** TASK OBJECTIVE **
Write out all the material exactly. Leave nothing out.

[BEGIN RECORDS FOR PROCESSING]

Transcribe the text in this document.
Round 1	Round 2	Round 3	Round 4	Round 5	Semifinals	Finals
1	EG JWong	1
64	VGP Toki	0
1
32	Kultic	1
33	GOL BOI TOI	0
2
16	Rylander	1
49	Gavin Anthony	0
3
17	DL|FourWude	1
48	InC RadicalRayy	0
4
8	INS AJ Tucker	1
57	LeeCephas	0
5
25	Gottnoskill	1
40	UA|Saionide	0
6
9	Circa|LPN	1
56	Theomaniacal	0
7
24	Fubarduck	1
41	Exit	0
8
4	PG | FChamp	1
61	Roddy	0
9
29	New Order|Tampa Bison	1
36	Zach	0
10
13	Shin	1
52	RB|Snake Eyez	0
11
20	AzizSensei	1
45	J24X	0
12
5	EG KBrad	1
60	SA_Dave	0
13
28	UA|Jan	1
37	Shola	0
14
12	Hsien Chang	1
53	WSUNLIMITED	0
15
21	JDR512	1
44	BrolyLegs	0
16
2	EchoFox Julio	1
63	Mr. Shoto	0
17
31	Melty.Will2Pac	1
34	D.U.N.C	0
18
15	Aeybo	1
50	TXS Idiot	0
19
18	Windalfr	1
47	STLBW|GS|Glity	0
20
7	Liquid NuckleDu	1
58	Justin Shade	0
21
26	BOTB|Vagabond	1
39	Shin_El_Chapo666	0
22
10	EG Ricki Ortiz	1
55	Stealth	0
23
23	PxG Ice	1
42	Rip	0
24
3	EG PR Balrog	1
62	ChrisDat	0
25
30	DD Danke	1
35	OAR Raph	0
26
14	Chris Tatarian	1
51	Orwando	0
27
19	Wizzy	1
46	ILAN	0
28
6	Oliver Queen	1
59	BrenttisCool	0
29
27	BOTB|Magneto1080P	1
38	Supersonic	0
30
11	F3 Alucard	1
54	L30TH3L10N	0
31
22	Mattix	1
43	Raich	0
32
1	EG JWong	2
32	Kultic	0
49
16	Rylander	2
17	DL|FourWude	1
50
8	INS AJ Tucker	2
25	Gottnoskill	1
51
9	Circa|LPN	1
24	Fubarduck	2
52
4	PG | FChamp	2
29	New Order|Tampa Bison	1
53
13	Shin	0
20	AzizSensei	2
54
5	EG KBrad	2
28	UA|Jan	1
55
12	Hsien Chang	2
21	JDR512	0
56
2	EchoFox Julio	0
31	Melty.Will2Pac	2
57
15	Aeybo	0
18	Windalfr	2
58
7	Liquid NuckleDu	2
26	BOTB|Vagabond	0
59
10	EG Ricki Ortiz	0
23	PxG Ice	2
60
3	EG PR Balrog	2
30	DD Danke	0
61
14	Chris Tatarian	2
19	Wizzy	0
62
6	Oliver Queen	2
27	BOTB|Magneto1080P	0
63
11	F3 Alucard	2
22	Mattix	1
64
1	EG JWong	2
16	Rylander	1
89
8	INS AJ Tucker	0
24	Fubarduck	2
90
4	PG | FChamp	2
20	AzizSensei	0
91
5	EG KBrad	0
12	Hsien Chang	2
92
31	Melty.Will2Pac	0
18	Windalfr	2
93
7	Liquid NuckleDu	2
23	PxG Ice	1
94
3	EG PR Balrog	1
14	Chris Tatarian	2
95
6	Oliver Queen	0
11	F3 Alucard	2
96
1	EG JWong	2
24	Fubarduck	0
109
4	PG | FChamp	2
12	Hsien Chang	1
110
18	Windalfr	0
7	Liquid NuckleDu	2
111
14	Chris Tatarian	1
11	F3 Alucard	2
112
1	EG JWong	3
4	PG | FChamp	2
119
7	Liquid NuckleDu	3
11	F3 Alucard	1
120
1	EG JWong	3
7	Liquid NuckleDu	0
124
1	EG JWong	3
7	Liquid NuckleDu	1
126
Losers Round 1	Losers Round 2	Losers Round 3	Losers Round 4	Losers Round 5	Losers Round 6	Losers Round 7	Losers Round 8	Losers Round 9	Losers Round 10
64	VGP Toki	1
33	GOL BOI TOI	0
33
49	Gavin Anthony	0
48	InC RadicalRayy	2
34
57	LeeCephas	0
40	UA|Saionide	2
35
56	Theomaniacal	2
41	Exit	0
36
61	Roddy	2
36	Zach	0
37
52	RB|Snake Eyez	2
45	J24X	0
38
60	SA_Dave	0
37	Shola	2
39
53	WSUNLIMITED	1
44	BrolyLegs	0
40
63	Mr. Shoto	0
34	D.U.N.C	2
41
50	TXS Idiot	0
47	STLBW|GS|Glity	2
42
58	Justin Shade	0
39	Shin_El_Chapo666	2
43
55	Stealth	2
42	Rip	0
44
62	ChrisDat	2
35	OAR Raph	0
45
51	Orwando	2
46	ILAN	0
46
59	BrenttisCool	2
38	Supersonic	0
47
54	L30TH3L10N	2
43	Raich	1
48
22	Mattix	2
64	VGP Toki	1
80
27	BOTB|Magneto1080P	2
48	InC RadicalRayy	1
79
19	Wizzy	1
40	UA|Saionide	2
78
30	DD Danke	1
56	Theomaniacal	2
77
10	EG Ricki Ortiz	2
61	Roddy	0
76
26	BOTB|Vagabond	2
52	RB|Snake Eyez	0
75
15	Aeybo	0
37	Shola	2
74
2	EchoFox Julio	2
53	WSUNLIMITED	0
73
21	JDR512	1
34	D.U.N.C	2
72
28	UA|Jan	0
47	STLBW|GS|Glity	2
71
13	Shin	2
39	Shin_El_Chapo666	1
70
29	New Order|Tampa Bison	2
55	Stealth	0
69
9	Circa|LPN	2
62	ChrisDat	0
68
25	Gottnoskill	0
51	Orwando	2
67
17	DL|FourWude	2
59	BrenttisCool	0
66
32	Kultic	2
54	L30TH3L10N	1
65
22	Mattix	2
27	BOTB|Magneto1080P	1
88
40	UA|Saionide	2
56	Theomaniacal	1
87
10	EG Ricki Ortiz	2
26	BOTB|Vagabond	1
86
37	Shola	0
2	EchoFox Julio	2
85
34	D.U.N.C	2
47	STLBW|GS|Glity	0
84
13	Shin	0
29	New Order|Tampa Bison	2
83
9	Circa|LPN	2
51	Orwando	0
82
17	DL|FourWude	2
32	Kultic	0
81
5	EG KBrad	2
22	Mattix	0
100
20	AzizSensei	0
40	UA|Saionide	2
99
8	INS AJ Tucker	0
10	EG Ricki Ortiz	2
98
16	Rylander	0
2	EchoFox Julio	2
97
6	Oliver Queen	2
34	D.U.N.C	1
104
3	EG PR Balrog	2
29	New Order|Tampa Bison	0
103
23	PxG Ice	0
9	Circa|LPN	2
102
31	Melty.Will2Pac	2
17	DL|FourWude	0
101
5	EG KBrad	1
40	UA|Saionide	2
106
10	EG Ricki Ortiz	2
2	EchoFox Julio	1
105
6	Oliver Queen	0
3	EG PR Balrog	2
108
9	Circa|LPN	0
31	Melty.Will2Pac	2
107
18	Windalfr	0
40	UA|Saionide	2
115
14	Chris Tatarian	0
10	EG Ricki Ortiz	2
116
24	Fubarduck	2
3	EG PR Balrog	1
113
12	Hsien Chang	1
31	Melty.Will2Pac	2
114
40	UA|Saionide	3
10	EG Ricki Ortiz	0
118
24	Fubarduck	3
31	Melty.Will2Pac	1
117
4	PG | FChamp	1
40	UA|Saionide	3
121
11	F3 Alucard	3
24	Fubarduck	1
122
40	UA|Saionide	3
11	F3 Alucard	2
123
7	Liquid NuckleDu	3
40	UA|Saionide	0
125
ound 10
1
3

[END RECORDS FOR PROCESSING]

** TASK RESULT **
Transcribe the text in this document.
Round 1	Round 2	Round 3	Round 4	Round 5	Semifinals	Finals
1	EG JWong	1
64	VGP Toki	0
1
32	Kultic	1
33	GOL BOI TOI	0
2
16	Rylander	1
49	Gavin Anthony	0
3
17	DL|FourWude	1
48	InC RadicalRayy	0
4
8	INS AJ Tucker	1
57	LeeCephas	0
5
25	Gottnoskill	1
40	UA|Saionide	0
6
9	Circa|LPN	1
56	Theomaniacal	0
7
24	Fubarduck	1
41	Exit	0
8
4	PG | FChamp	1
61	Roddy	0
9
29	New Order|Tampa Bison	1
36	Zach	0
10
13	Shin	1
52	RB|Snake Eyez	0
11
20	AzizSensei	1
45	J24X	0
12
5	EG KBrad	1
60	SA_Dave	0
13
28	UA|Jan	1
37	Shola	0
14
12	Hsien Chang	1
53	WSUNLIMITED	0
15
21	JDR512	1
44	BrolyLegs	0
16
2	EchoFox Julio	1
63	Mr. Shoto	0
17
31	Melty.Will2Pac	1
34	D.U.N.C	0
18
15	Aeybo	1
50	TXS Idiot	0
19
18	Windalfr	1
47	STLBW|GS|Glity	0
20
7	Liquid NuckleDu	1
58	Justin Shade	0
21
26	BOTB|Vagabond	1
39	Shin_El_Chapo666	0
22
10	EG Ricki Ortiz	1
55	Stealth	0
23
23	PxG Ice	1
42	Rip	0
24
3	EG PR Balrog	1
62	ChrisDat	0
25
30	DD Danke	1
35	OAR Raph	0
26
14	Chris Tatarian	1
51	Orwando	0
27
19	Wizzy	1
46	ILAN	0
28
6	Oliver Queen	1
59	BrenttisCool	0
29
27	BOTB|Magneto1080P	1
38	Supersonic	0
30
11	F3 Alucard	1
54	L30TH3L10N	0
31
22	Mattix	1
43	Raich	0
32
1	EG JWong	2
32	Kultic	0
49
16	Rylander	2
17	DL|FourWude	1
50
8	INS AJ Tucker	2
25	Gottnoskill	1
51
9	Circa|LPN	1
24	Fubarduck	2
52
4	PG | FChamp	2
29	New Order|Tampa Bison	1
53
13	Shin	0
20	AzizSensei	2
54
5	EG KBrad	2
28	UA|Jan	1
55
12	Hsien Chang	2
21	JDR512	0
56
2	EchoFox Julio	0
31	Melty.Will2Pac	2
57
15	Aeybo	0
18	Windalfr	2
58
7	Liquid NuckleDu	2
26	BOTB|Vagabond	0
59
10	EG Ricki Ortiz	0
23	PxG Ice	2
60
3	EG PR Balrog	2
30	DD Danke	0
61
14	Chris Tatarian	2
19	Wizzy	0
62
6	Oliver Queen	2
27	BOTB|Magneto1080P	0
63
11	F3 Alucard	2
22	Mattix	1
64
1	EG JWong	2
16	Rylander	1
89
8	INS AJ Tucker	0
24	Fubarduck	2
90
4	PG | FChamp	2
20	AzizSensei	0
91
5	EG KBrad	0
12	Hsien Chang	2
92
31	Melty.Will2Pac	0
18	Windalfr	2
93
7	Liquid NuckleDu	2
23	PxG Ice	1
94
3	EG PR Balrog	1
14	Chris Tatarian	2
95
6	Oliver Queen	0
11	F3 Alucard	2
96
1	EG JWong	2
24	Fubarduck	0
109
4	PG | FChamp	2
12	Hsien Chang	1
110
18	Windalfr	0
7	Liquid NuckleDu	2
111
14	Chris Tatarian	1
11	F3 Alucard	2
112
1	EG JWong	3
4	PG | FChamp	2
119
7	Liquid NuckleDu	3
11	F3 Alucard	1
120
1	EG JWong	3
7	Liquid NuckleDu	0
124
1	EG JWong	3
7	Liquid NuckleDu	1
126
Losers Round 1	Losers Round 2	Losers Round 3	Losers Round 4	Losers Round 5	Losers Round 6	Losers Round 7	Losers Round 8	Losers Round 9	Losers Round 10
64	VGP Toki	1
33	GOL BOI TOI	0
33
49	Gavin Anthony	0
48	InC RadicalRayy	2
34
57	LeeCephas	0
40	UA|Saionide	2
35
56	Theomaniacal	2
41	Exit	0
36
61	Roddy	2
36	Zach	0
37
52	RB|Snake Eyez	2
45	J24X	0
38
60	SA_Dave	0
37	Shola	2
39
53	WSUNLIMITED	1
44	BrolyLegs	0
40
63	Mr. Shoto	0
34	D.U.N.C	2
41
50	TXS Idiot	0
47	STLBW|GS|Glity	2
42
58	Justin Shade	0
39	Shin_El_Chapo666	2
43
55	Stealth	2
42	Rip	0
44
62	ChrisDat	2
35	OAR Raph	0
45
51	Orwando	2
46	ILAN	0
46
59	BrenttisCool	2
38	Supersonic	0
47
54	L30TH3L10N	2
43	Raich	1
48
22	Mattix	2
64	VGP Toki	1
80
27	BOTB|Magneto1080P	2
48	InC RadicalRayy	1
79
19	Wizzy	1
40	UA|Saionide	2
78
30	DD Danke	1
56	Theomaniacal	2
77
10	EG Ricki Ortiz	2
61	Roddy	0
76
26	BOTB|Vagabond	2
52	RB|Snake Eyez	0
75
15	Aeybo	0
37	Shola	2
74
2	EchoFox Julio	2
53	WSUNLIMITED	0
73
21	JDR512	1
34	D.U.N.C	2
72
28	UA|Jan	0
47	STLBW|GS|Glity	2
71
13	Shin	2
39	Shin_El_Chapo666	1
70
29	New Order|Tampa Bison	2
55	Stealth	0
69
9	Circa|LPN	2
62	ChrisDat	0
68
25	Gottnoskill	0
51	Orwando	2
67
17	DL|FourWude	2
59	BrenttisCool	0
66
32	Kultic	2
54	L30TH3L10N	1
65
22	Mattix	2
27	BOTB|Magneto1080P	1
88
40	UA|Saionide	2
56	Theomaniacal	1
87
10	EG Ricki Ortiz	2
26	BOTB|Vagabond	1
86
37	Shola	0
2	EchoFox Julio	2
85
34	D.U.N.C	2
47	STLBW|GS|Glity	0
84
13	Shin	0
29	New Order|Tampa Bison	2
83
9	Circa|LPN	2
51	Orwando	0
82
17	DL|FourWude	2
32	Kultic	0
81
5	EG KBrad	2
22	Mattix	0
100
20	AzizSensei	0
40	UA|Saionide	2
99
8	INS AJ Tucker	0
10	EG Ricki Ortiz	2
98
16	Rylander	0
2	EchoFox Julio	2
97
6	Oliver Queen	2
34	D.U.N.C	1
104
3	EG PR Balrog	2
29	New Order|Tampa Bison	0
103
23	PxG Ice	0
9	Circa|LPN	2
102
31	Melty.Will2Pac	2
17	DL|FourWude	0
101
5	EG KBrad	1
40	UA|Saionide	2
106
10	EG Ricki Ortiz	2
2	EchoFox Julio	1
105
6	Oliver Queen	0
3	EG PR Balrog	2
108
9	Circa|LPN	0
31	Melty.Will2Pac	2
107
18	Windalfr	0
40	UA|Saionide	2
115
14	Chris Tatarian	0
10	EG Ricki Ortiz	2
116
24	Fubarduck	2
3	EG PR Balrog	1
113
12	Hsien Chang	1
31	Melty.Will2Pac	2
114
40	UA|Saionide	3
10	EG Ricki Ortiz	0
118
24	Fubarduck	3
31	Melty.Will2Pac	1
117
4	PG | FChamp	1
40	UA|Saionide	3
121
11	F3 Alucard	3
24	Fubarduck	1
122
40	UA|Saionide	3
11	F3 Alucard	2
123
7	Liquid NuckleDu	3
40	UA|Saionide	0
125
ound 10
1
3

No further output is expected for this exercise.